Task goal ▸
Please print every one of the lines below verbatim, keeping their order.

Record extracts ▸
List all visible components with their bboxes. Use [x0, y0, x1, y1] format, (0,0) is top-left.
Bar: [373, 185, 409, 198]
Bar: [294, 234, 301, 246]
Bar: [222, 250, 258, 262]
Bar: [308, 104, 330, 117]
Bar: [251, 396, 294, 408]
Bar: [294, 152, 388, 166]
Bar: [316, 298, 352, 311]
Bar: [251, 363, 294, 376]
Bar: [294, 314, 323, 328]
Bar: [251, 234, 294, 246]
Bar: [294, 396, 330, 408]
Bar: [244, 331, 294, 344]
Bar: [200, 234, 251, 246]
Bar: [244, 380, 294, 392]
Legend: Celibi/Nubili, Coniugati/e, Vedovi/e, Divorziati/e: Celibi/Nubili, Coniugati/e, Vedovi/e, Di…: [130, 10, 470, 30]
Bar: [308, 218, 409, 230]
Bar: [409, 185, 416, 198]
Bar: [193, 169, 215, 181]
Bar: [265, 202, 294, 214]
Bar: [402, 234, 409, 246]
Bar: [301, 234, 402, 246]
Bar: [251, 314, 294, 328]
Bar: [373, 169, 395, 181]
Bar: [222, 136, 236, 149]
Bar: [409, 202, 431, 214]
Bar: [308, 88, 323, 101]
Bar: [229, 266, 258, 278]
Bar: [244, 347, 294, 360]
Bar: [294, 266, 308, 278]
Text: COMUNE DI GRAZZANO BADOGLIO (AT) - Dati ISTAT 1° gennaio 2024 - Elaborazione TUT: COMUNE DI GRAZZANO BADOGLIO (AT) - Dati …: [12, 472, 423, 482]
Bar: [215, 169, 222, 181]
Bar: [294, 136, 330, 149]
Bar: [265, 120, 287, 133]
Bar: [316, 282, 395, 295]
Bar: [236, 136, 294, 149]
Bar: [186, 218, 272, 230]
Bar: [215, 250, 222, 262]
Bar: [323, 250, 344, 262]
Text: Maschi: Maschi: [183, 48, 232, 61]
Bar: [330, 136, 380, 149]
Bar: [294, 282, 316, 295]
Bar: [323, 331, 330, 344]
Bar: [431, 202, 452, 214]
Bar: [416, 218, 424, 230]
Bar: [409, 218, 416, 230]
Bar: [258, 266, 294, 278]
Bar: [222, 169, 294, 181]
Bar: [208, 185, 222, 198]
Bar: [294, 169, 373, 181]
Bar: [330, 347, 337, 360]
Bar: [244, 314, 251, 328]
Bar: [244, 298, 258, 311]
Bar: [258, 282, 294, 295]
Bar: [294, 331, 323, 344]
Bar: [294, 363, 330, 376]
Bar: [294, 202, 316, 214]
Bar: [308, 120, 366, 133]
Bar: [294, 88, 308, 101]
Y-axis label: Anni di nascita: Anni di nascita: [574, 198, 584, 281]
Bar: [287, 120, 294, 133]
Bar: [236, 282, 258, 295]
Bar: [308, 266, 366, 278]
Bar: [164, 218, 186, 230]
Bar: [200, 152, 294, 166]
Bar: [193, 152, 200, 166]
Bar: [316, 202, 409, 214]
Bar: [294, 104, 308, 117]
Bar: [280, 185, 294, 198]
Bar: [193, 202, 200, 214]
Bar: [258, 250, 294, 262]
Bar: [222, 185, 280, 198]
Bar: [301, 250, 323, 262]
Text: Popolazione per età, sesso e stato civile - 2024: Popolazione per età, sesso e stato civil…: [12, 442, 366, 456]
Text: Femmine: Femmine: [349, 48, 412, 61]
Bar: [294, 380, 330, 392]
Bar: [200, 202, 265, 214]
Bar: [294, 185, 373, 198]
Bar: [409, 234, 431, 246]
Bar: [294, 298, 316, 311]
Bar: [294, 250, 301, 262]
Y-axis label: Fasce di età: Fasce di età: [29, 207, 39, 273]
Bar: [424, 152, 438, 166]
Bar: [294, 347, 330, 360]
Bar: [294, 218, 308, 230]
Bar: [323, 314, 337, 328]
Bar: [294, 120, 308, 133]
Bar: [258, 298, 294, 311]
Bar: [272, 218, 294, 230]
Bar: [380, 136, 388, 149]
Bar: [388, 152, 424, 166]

Output for this exercise ▸
List all visible components with their bboxes. Use [x0, y0, x1, y1] format, (0,0) is top-left.
Bar: [373, 185, 409, 198]
Bar: [294, 234, 301, 246]
Bar: [222, 250, 258, 262]
Bar: [308, 104, 330, 117]
Bar: [251, 396, 294, 408]
Bar: [294, 152, 388, 166]
Bar: [316, 298, 352, 311]
Bar: [251, 363, 294, 376]
Bar: [294, 314, 323, 328]
Bar: [251, 234, 294, 246]
Bar: [294, 396, 330, 408]
Bar: [244, 331, 294, 344]
Bar: [200, 234, 251, 246]
Bar: [244, 380, 294, 392]
Legend: Celibi/Nubili, Coniugati/e, Vedovi/e, Divorziati/e: Celibi/Nubili, Coniugati/e, Vedovi/e, Di…: [130, 10, 470, 30]
Bar: [308, 218, 409, 230]
Bar: [409, 185, 416, 198]
Bar: [193, 169, 215, 181]
Bar: [265, 202, 294, 214]
Bar: [402, 234, 409, 246]
Bar: [301, 234, 402, 246]
Bar: [251, 314, 294, 328]
Bar: [373, 169, 395, 181]
Bar: [222, 136, 236, 149]
Bar: [409, 202, 431, 214]
Bar: [308, 88, 323, 101]
Bar: [229, 266, 258, 278]
Bar: [244, 347, 294, 360]
Bar: [294, 266, 308, 278]
Text: COMUNE DI GRAZZANO BADOGLIO (AT) - Dati ISTAT 1° gennaio 2024 - Elaborazione TUT: COMUNE DI GRAZZANO BADOGLIO (AT) - Dati …: [12, 472, 423, 482]
Bar: [215, 169, 222, 181]
Bar: [294, 136, 330, 149]
Bar: [265, 120, 287, 133]
Bar: [316, 282, 395, 295]
Bar: [236, 136, 294, 149]
Bar: [186, 218, 272, 230]
Bar: [215, 250, 222, 262]
Bar: [323, 250, 344, 262]
Text: Maschi: Maschi: [183, 48, 232, 61]
Bar: [330, 136, 380, 149]
Bar: [294, 282, 316, 295]
Bar: [323, 331, 330, 344]
Bar: [431, 202, 452, 214]
Bar: [416, 218, 424, 230]
Bar: [409, 218, 416, 230]
Bar: [258, 266, 294, 278]
Bar: [222, 169, 294, 181]
Bar: [208, 185, 222, 198]
Bar: [294, 169, 373, 181]
Bar: [330, 347, 337, 360]
Bar: [244, 314, 251, 328]
Bar: [244, 298, 258, 311]
Bar: [258, 282, 294, 295]
Bar: [294, 331, 323, 344]
Bar: [294, 363, 330, 376]
Bar: [294, 202, 316, 214]
Bar: [308, 120, 366, 133]
Bar: [294, 88, 308, 101]
Y-axis label: Anni di nascita: Anni di nascita: [574, 198, 584, 281]
Bar: [287, 120, 294, 133]
Bar: [236, 282, 258, 295]
Bar: [308, 266, 366, 278]
Bar: [164, 218, 186, 230]
Bar: [200, 152, 294, 166]
Bar: [193, 152, 200, 166]
Bar: [316, 202, 409, 214]
Bar: [294, 104, 308, 117]
Bar: [280, 185, 294, 198]
Bar: [193, 202, 200, 214]
Bar: [258, 250, 294, 262]
Bar: [222, 185, 280, 198]
Bar: [301, 250, 323, 262]
Text: Popolazione per età, sesso e stato civile - 2024: Popolazione per età, sesso e stato civil…: [12, 442, 366, 456]
Text: Femmine: Femmine: [349, 48, 412, 61]
Bar: [294, 380, 330, 392]
Bar: [200, 202, 265, 214]
Bar: [294, 185, 373, 198]
Bar: [409, 234, 431, 246]
Bar: [294, 298, 316, 311]
Bar: [294, 250, 301, 262]
Y-axis label: Fasce di età: Fasce di età: [29, 207, 39, 273]
Bar: [424, 152, 438, 166]
Bar: [294, 347, 330, 360]
Bar: [294, 218, 308, 230]
Bar: [323, 314, 337, 328]
Bar: [294, 120, 308, 133]
Bar: [258, 298, 294, 311]
Bar: [272, 218, 294, 230]
Bar: [380, 136, 388, 149]
Bar: [388, 152, 424, 166]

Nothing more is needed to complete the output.